Return all entries precisely as they stand, without the images.

Extracted records -
## begin

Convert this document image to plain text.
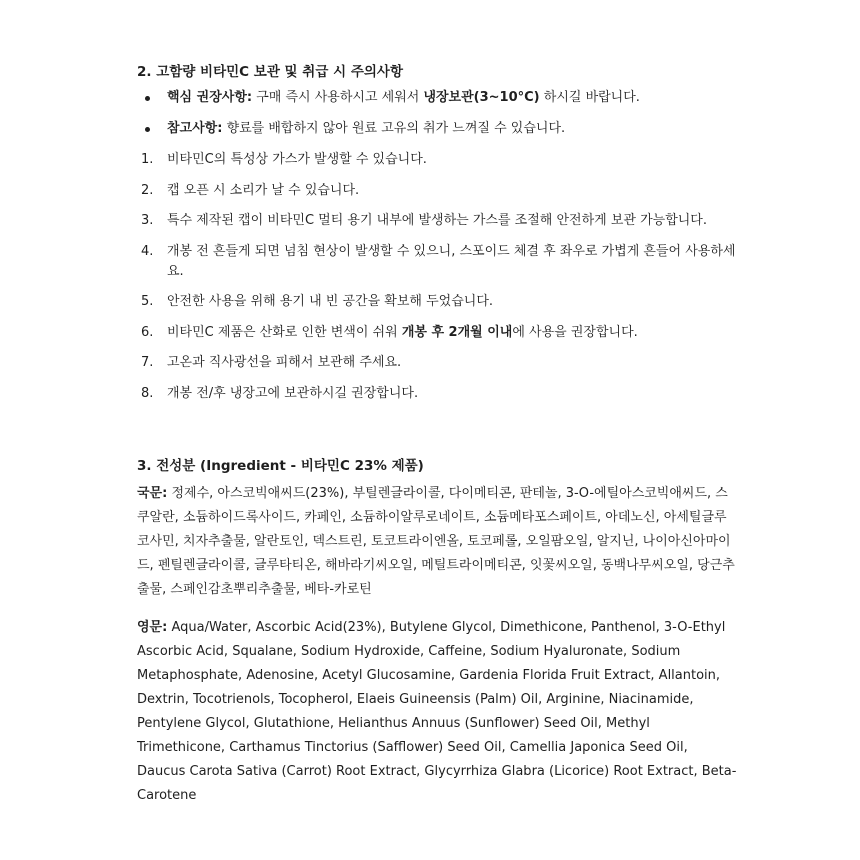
2. 고함량 비타민C 보관 및 취급 시 주의사항
핵심 권장사항: 구매 즉시 사용하시고 세워서 냉장보관(3~10°C) 하시길 바랍니다.
참고사항: 향료를 배합하지 않아 원료 고유의 취가 느껴질 수 있습니다.
1. 비타민C의 특성상 가스가 발생할 수 있습니다.
2. 캡 오픈 시 소리가 날 수 있습니다.
3. 특수 제작된 캡이 비타민C 멀티 용기 내부에 발생하는 가스를 조절해 안전하게 보관 가능합니다.
4. 개봉 전 흔들게 되면 넘침 현상이 발생할 수 있으니, 스포이드 체결 후 좌우로 가볍게 흔들어 사용하세요.
5. 안전한 사용을 위해 용기 내 빈 공간을 확보해 두었습니다.
6. 비타민C 제품은 산화로 인한 변색이 쉬워 개봉 후 2개월 이내에 사용을 권장합니다.
7. 고온과 직사광선을 피해서 보관해 주세요.
8. 개봉 전/후 냉장고에 보관하시길 권장합니다.
3. 전성분 (Ingredient - 비타민C 23% 제품)

국문: 정제수, 아스코빅애씨드(23%), 부틸렌글라이콜, 다이메티콘, 판테놀, 3-O-에틸아스코빅애씨드, 스쿠알란, 소듐하이드록사이드, 카페인, 소듐하이알루로네이트, 소듐메타포스페이트, 아데노신, 아세틸글루코사민, 치자추출물, 알란토인, 덱스트린, 토코트라이엔올, 토코페롤, 오일팜오일, 알지닌, 나이아신아마이드, 펜틸렌글라이콜, 글루타티온, 해바라기씨오일, 메틸트라이메티콘, 잇꽃씨오일, 동백나무씨오일, 당근추출물, 스페인감초뿌리추출물, 베타-카로틴

영문: Aqua/Water, Ascorbic Acid(23%), Butylene Glycol, Dimethicone, Panthenol, 3-O-Ethyl Ascorbic Acid, Squalane, Sodium Hydroxide, Caffeine, Sodium Hyaluronate, Sodium Metaphosphate, Adenosine, Acetyl Glucosamine, Gardenia Florida Fruit Extract, Allantoin, Dextrin, Tocotrienols, Tocopherol, Elaeis Guineensis (Palm) Oil, Arginine, Niacinamide, Pentylene Glycol, Glutathione, Helianthus Annuus (Sunflower) Seed Oil, Methyl Trimethicone, Carthamus Tinctorius (Safflower) Seed Oil, Camellia Japonica Seed Oil, Daucus Carota Sativa (Carrot) Root Extract, Glycyrrhiza Glabra (Licorice) Root Extract, Beta-Carotene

## end

Response to this exercise -
Convert this document image to plain text.
2. 고함량 비타민C 보관 및 취급 시 주의사항
핵심 권장사항: 구매 즉시 사용하시고 세워서 냉장보관(3~10°C) 하시길 바랍니다.
참고사항: 향료를 배합하지 않아 원료 고유의 취가 느껴질 수 있습니다.
1. 비타민C의 특성상 가스가 발생할 수 있습니다.
2. 캡 오픈 시 소리가 날 수 있습니다.
3. 특수 제작된 캡이 비타민C 멀티 용기 내부에 발생하는 가스를 조절해 안전하게 보관 가능합니다.
4. 개봉 전 흔들게 되면 넘침 현상이 발생할 수 있으니, 스포이드 체결 후 좌우로 가볍게 흔들어 사용하세요.
5. 안전한 사용을 위해 용기 내 빈 공간을 확보해 두었습니다.
6. 비타민C 제품은 산화로 인한 변색이 쉬워 개봉 후 2개월 이내에 사용을 권장합니다.
7. 고온과 직사광선을 피해서 보관해 주세요.
8. 개봉 전/후 냉장고에 보관하시길 권장합니다.
3. 전성분 (Ingredient - 비타민C 23% 제품)

국문: 정제수, 아스코빅애씨드(23%), 부틸렌글라이콜, 다이메티콘, 판테놀, 3-O-에틸아스코빅애씨드, 스쿠알란, 소듐하이드록사이드, 카페인, 소듐하이알루로네이트, 소듐메타포스페이트, 아데노신, 아세틸글루코사민, 치자추출물, 알란토인, 덱스트린, 토코트라이엔올, 토코페롤, 오일팜오일, 알지닌, 나이아신아마이드, 펜틸렌글라이콜, 글루타티온, 해바라기씨오일, 메틸트라이메티콘, 잇꽃씨오일, 동백나무씨오일, 당근추출물, 스페인감초뿌리추출물, 베타-카로틴

영문: Aqua/Water, Ascorbic Acid(23%), Butylene Glycol, Dimethicone, Panthenol, 3-O-Ethyl Ascorbic Acid, Squalane, Sodium Hydroxide, Caffeine, Sodium Hyaluronate, Sodium Metaphosphate, Adenosine, Acetyl Glucosamine, Gardenia Florida Fruit Extract, Allantoin, Dextrin, Tocotrienols, Tocopherol, Elaeis Guineensis (Palm) Oil, Arginine, Niacinamide, Pentylene Glycol, Glutathione, Helianthus Annuus (Sunflower) Seed Oil, Methyl Trimethicone, Carthamus Tinctorius (Safflower) Seed Oil, Camellia Japonica Seed Oil, Daucus Carota Sativa (Carrot) Root Extract, Glycyrrhiza Glabra (Licorice) Root Extract, Beta-Carotene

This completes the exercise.